> Task details: Write out the records that appear below, verbatim and complete, but without pictures.

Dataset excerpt
*-*-*

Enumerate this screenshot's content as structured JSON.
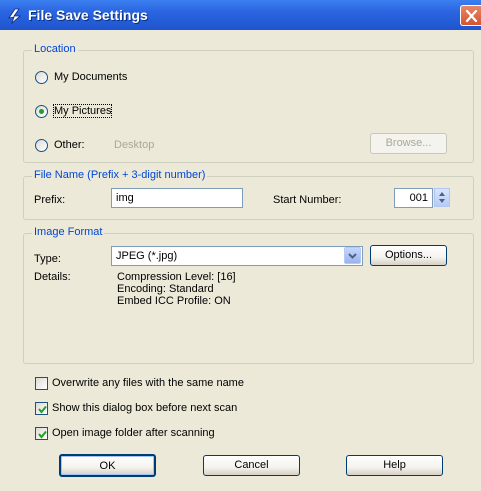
{
  "window": {
    "title": "File Save Settings"
  },
  "location": {
    "legend": "Location",
    "options": [
      {
        "label": "My Documents",
        "selected": false
      },
      {
        "label": "My Pictures",
        "selected": true
      },
      {
        "label": "Other:",
        "selected": false
      }
    ],
    "other_value": "Desktop",
    "browse_label": "Browse..."
  },
  "file_name": {
    "legend": "File Name (Prefix + 3-digit number)",
    "prefix_label": "Prefix:",
    "prefix_value": "img",
    "start_number_label": "Start Number:",
    "start_number_value": "001"
  },
  "image_format": {
    "legend": "Image Format",
    "type_label": "Type:",
    "type_value": "JPEG (*.jpg)",
    "options_label": "Options...",
    "details_label": "Details:",
    "details": [
      "Compression Level: [16]",
      "Encoding: Standard",
      "Embed ICC Profile: ON"
    ]
  },
  "checkboxes": [
    {
      "label": "Overwrite any files with the same name",
      "checked": false
    },
    {
      "label": "Show this dialog box before next scan",
      "checked": true
    },
    {
      "label": "Open image folder after scanning",
      "checked": true
    }
  ],
  "buttons": {
    "ok": "OK",
    "cancel": "Cancel",
    "help": "Help"
  },
  "icons": {
    "title_icon": "scanner-icon",
    "close_icon": "close-icon",
    "spin_icon": "spin-updown-icon",
    "dropdown_icon": "chevron-down-icon",
    "check_icon": "checkmark-icon"
  },
  "colors": {
    "titlebar": "#2a64e0",
    "legend_text": "#0046d5",
    "face": "#ece9d8",
    "check": "#21a121",
    "close": "#d2552f"
  }
}
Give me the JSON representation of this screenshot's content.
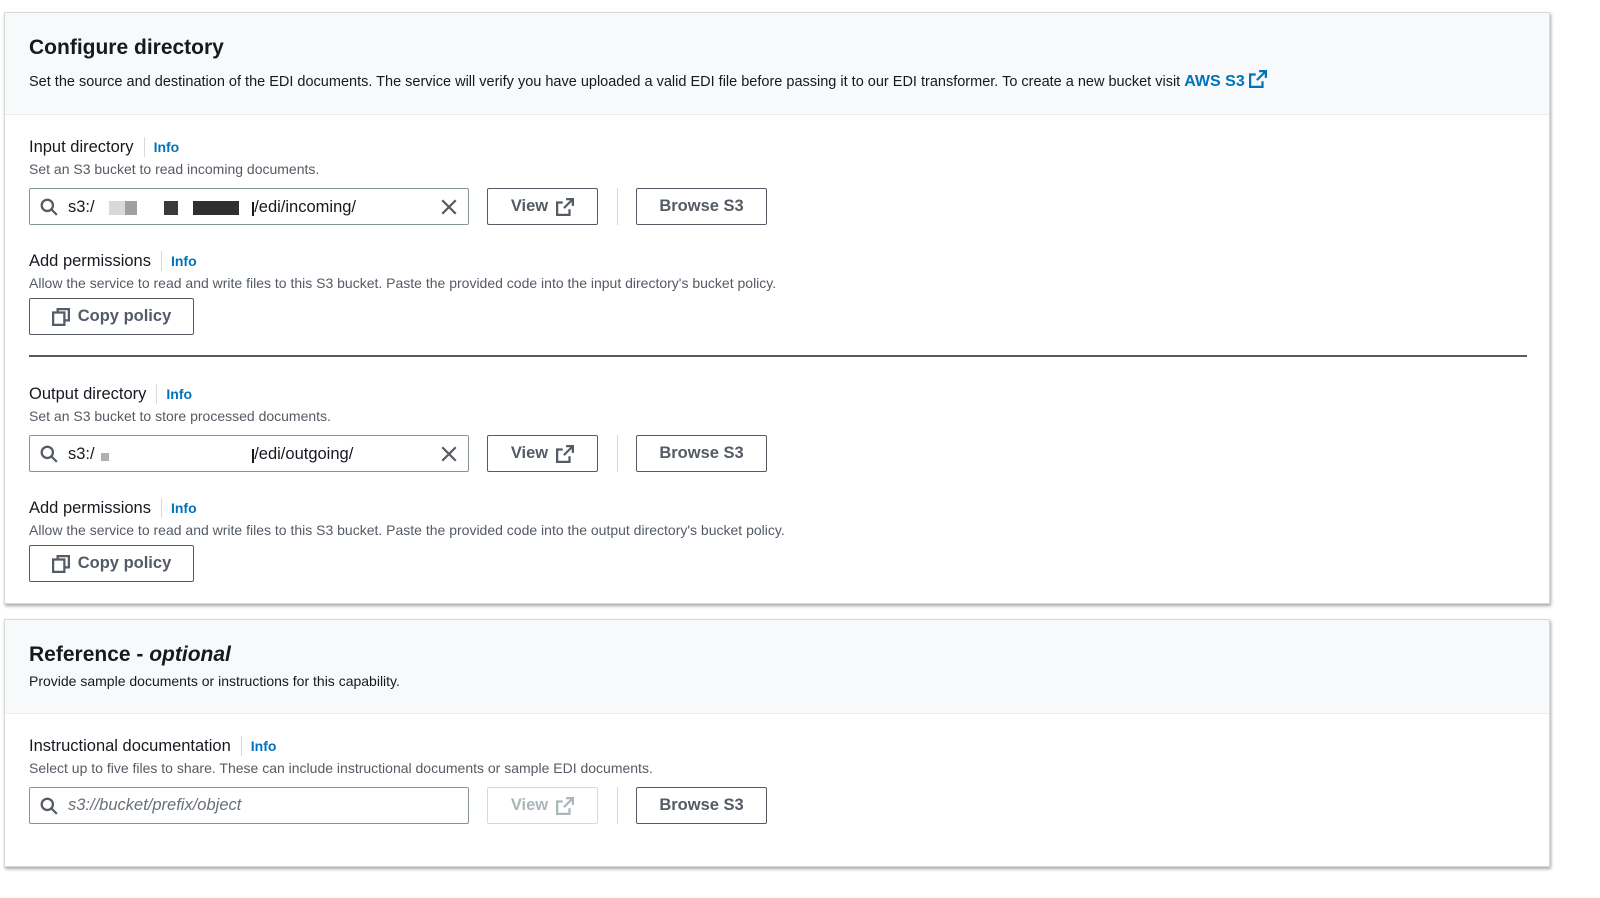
{
  "configure": {
    "title": "Configure directory",
    "description": "Set the source and destination of the EDI documents. The service will verify you have uploaded a valid EDI file before passing it to our EDI transformer. To create a new bucket visit",
    "link_label": "AWS S3"
  },
  "input_directory": {
    "label": "Input directory",
    "info": "Info",
    "description": "Set an S3 bucket to read incoming documents.",
    "value_prefix": "s3:/",
    "value_suffix": "/edi/incoming/",
    "view_label": "View",
    "browse_label": "Browse S3"
  },
  "input_permissions": {
    "label": "Add permissions",
    "info": "Info",
    "description": "Allow the service to read and write files to this S3 bucket. Paste the provided code into the input directory's bucket policy.",
    "button_label": "Copy policy"
  },
  "output_directory": {
    "label": "Output directory",
    "info": "Info",
    "description": "Set an S3 bucket to store processed documents.",
    "value_prefix": "s3:/",
    "value_suffix": "/edi/outgoing/",
    "view_label": "View",
    "browse_label": "Browse S3"
  },
  "output_permissions": {
    "label": "Add permissions",
    "info": "Info",
    "description": "Allow the service to read and write files to this S3 bucket. Paste the provided code into the output directory's bucket policy.",
    "button_label": "Copy policy"
  },
  "reference": {
    "title": "Reference",
    "title_separator": " - ",
    "title_optional": "optional",
    "description": "Provide sample documents or instructions for this capability."
  },
  "instructional_documentation": {
    "label": "Instructional documentation",
    "info": "Info",
    "description": "Select up to five files to share. These can include instructional documents or sample EDI documents.",
    "placeholder": "s3://bucket/prefix/object",
    "view_label": "View",
    "browse_label": "Browse S3"
  },
  "colors": {
    "link": "#0073bb",
    "text": "#16191f",
    "secondary_text": "#545b64",
    "button_border": "#545b64",
    "disabled": "#aab7b8"
  },
  "icons": [
    "search-icon",
    "clear-icon",
    "external-link-icon",
    "copy-icon"
  ]
}
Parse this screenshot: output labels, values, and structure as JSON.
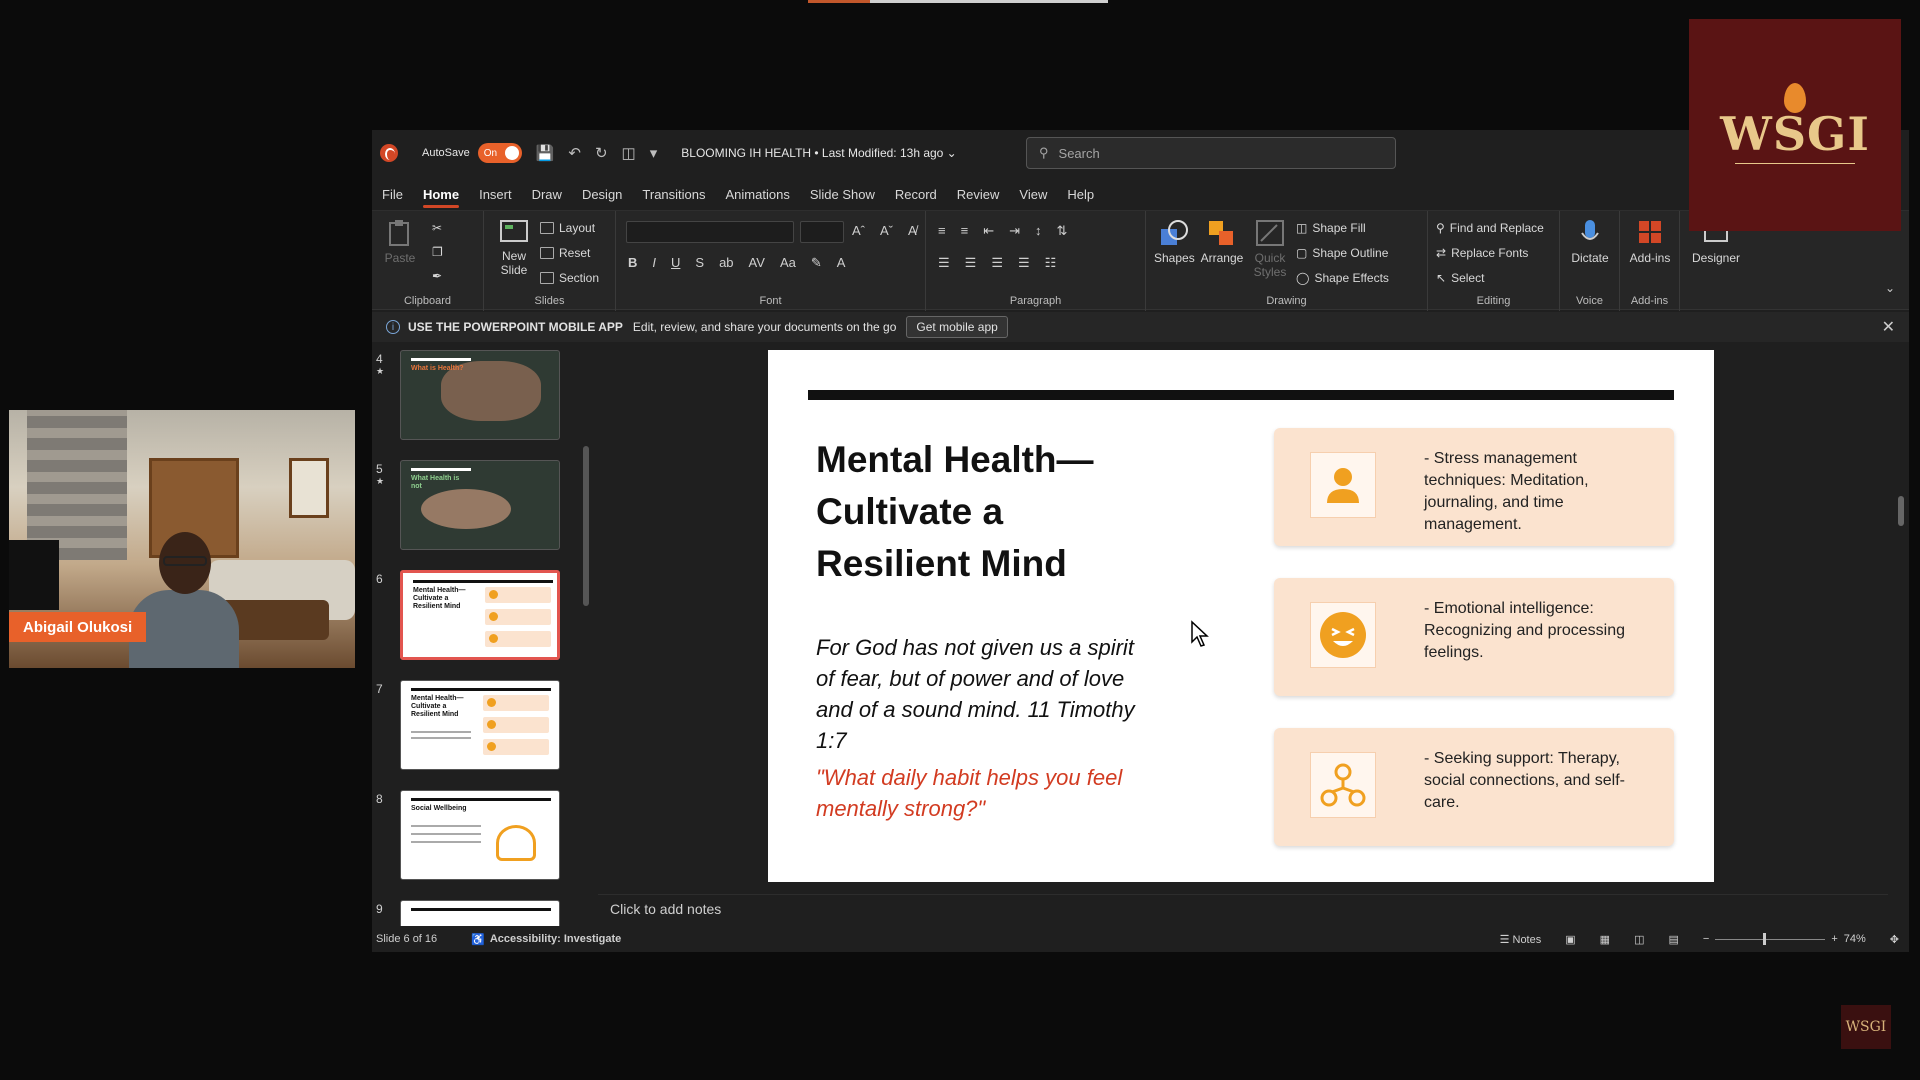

*-*-*

> Output below:
Enumerate this screenshot's content as structured JSON.
{
  "window": {
    "title": "File Save Settings"
  },
  "location": {
    "legend": "Location",
    "options": [
      {
        "label": "My Documents",
        "selected": false
      },
      {
        "label": "My Pictures",
        "selected": true
      },
      {
        "label": "Other:",
        "selected": false
      }
    ],
    "other_value": "Desktop",
    "browse_label": "Browse..."
  },
  "file_name": {
    "legend": "File Name (Prefix + 3-digit number)",
    "prefix_label": "Prefix:",
    "prefix_value": "img",
    "start_number_label": "Start Number:",
    "start_number_value": "001"
  },
  "image_format": {
    "legend": "Image Format",
    "type_label": "Type:",
    "type_value": "JPEG (*.jpg)",
    "options_label": "Options...",
    "details_label": "Details:",
    "details": [
      "Compression Level: [16]",
      "Encoding: Standard",
      "Embed ICC Profile: ON"
    ]
  },
  "checkboxes": [
    {
      "label": "Overwrite any files with the same name",
      "checked": false
    },
    {
      "label": "Show this dialog box before next scan",
      "checked": true
    },
    {
      "label": "Open image folder after scanning",
      "checked": true
    }
  ],
  "buttons": {
    "ok": "OK",
    "cancel": "Cancel",
    "help": "Help"
  },
  "icons": {
    "title_icon": "scanner-icon",
    "close_icon": "close-icon",
    "spin_icon": "spin-updown-icon",
    "dropdown_icon": "chevron-down-icon",
    "check_icon": "checkmark-icon"
  },
  "colors": {
    "titlebar": "#2a64e0",
    "legend_text": "#0046d5",
    "face": "#ece9d8",
    "check": "#21a121",
    "close": "#d2552f"
  }
}
Give me the JSON representation of this screenshot's content.
{
  "configure": {
    "title": "Configure directory",
    "description": "Set the source and destination of the EDI documents. The service will verify you have uploaded a valid EDI file before passing it to our EDI transformer. To create a new bucket visit",
    "link_label": "AWS S3"
  },
  "input_directory": {
    "label": "Input directory",
    "info": "Info",
    "description": "Set an S3 bucket to read incoming documents.",
    "value_prefix": "s3:/",
    "value_suffix": "/edi/incoming/",
    "view_label": "View",
    "browse_label": "Browse S3"
  },
  "input_permissions": {
    "label": "Add permissions",
    "info": "Info",
    "description": "Allow the service to read and write files to this S3 bucket. Paste the provided code into the input directory's bucket policy.",
    "button_label": "Copy policy"
  },
  "output_directory": {
    "label": "Output directory",
    "info": "Info",
    "description": "Set an S3 bucket to store processed documents.",
    "value_prefix": "s3:/",
    "value_suffix": "/edi/outgoing/",
    "view_label": "View",
    "browse_label": "Browse S3"
  },
  "output_permissions": {
    "label": "Add permissions",
    "info": "Info",
    "description": "Allow the service to read and write files to this S3 bucket. Paste the provided code into the output directory's bucket policy.",
    "button_label": "Copy policy"
  },
  "reference": {
    "title": "Reference",
    "title_separator": " - ",
    "title_optional": "optional",
    "description": "Provide sample documents or instructions for this capability."
  },
  "instructional_documentation": {
    "label": "Instructional documentation",
    "info": "Info",
    "description": "Select up to five files to share. These can include instructional documents or sample EDI documents.",
    "placeholder": "s3://bucket/prefix/object",
    "view_label": "View",
    "browse_label": "Browse S3"
  },
  "colors": {
    "link": "#0073bb",
    "text": "#16191f",
    "secondary_text": "#545b64",
    "button_border": "#545b64",
    "disabled": "#aab7b8"
  },
  "icons": [
    "search-icon",
    "clear-icon",
    "external-link-icon",
    "copy-icon"
  ]
}
Parse this screenshot: output labels, values, and structure as JSON.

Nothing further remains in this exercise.